_Exercise details_
Find and copy every line in the records that includes the string "name".

_Input material_
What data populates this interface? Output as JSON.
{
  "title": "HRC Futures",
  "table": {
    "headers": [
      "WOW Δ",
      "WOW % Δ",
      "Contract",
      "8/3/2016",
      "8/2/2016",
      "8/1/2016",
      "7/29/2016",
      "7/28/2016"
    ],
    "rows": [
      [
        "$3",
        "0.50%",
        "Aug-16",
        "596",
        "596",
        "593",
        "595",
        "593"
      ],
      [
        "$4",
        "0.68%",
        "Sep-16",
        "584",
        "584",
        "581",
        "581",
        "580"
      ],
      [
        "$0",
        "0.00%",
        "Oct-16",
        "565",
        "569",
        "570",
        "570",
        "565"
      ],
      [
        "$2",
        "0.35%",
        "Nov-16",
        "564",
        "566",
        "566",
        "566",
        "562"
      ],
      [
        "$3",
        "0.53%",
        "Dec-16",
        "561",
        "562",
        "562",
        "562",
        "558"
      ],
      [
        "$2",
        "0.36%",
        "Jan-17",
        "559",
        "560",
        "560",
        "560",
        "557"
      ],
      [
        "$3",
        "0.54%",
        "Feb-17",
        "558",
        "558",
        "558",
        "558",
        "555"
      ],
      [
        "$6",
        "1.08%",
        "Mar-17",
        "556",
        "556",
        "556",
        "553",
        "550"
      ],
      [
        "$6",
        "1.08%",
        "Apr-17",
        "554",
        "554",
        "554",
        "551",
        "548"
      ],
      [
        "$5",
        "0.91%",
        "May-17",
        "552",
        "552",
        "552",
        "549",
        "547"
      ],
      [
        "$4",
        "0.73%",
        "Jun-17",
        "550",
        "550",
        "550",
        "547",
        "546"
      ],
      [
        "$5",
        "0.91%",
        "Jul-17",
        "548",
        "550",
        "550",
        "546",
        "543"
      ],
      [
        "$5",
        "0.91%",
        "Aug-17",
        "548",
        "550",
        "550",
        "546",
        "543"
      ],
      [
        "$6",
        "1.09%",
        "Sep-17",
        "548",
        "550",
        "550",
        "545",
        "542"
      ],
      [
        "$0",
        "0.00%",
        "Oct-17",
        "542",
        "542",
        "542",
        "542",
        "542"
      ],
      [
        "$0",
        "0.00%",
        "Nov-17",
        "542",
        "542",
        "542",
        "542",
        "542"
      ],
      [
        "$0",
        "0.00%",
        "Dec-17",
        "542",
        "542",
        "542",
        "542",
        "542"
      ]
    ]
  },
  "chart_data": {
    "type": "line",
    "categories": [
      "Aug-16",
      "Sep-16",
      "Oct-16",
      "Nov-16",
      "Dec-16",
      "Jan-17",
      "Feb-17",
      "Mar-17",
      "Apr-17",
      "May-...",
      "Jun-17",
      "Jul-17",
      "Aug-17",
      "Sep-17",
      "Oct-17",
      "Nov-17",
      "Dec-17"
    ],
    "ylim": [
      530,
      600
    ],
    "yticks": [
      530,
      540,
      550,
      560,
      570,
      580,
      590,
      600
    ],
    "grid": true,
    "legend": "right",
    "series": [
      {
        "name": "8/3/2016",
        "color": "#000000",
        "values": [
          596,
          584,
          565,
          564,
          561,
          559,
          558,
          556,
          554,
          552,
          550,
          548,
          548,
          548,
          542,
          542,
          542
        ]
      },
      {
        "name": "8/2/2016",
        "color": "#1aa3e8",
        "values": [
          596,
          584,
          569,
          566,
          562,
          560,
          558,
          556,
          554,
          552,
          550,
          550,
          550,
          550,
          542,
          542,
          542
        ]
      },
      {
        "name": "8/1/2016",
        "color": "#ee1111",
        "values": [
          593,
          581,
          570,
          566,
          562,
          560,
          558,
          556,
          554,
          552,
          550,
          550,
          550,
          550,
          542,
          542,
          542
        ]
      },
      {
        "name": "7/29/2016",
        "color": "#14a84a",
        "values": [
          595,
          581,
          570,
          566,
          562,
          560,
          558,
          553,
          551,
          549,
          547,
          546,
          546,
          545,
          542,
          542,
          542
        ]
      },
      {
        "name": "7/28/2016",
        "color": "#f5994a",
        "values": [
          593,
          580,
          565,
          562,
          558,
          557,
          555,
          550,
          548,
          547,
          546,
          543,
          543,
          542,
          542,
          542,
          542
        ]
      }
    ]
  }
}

_Answer below_
        "name": "8/3/2016",
        "name": "8/2/2016",
        "name": "8/1/2016",
        "name": "7/29/2016",
        "name": "7/28/2016",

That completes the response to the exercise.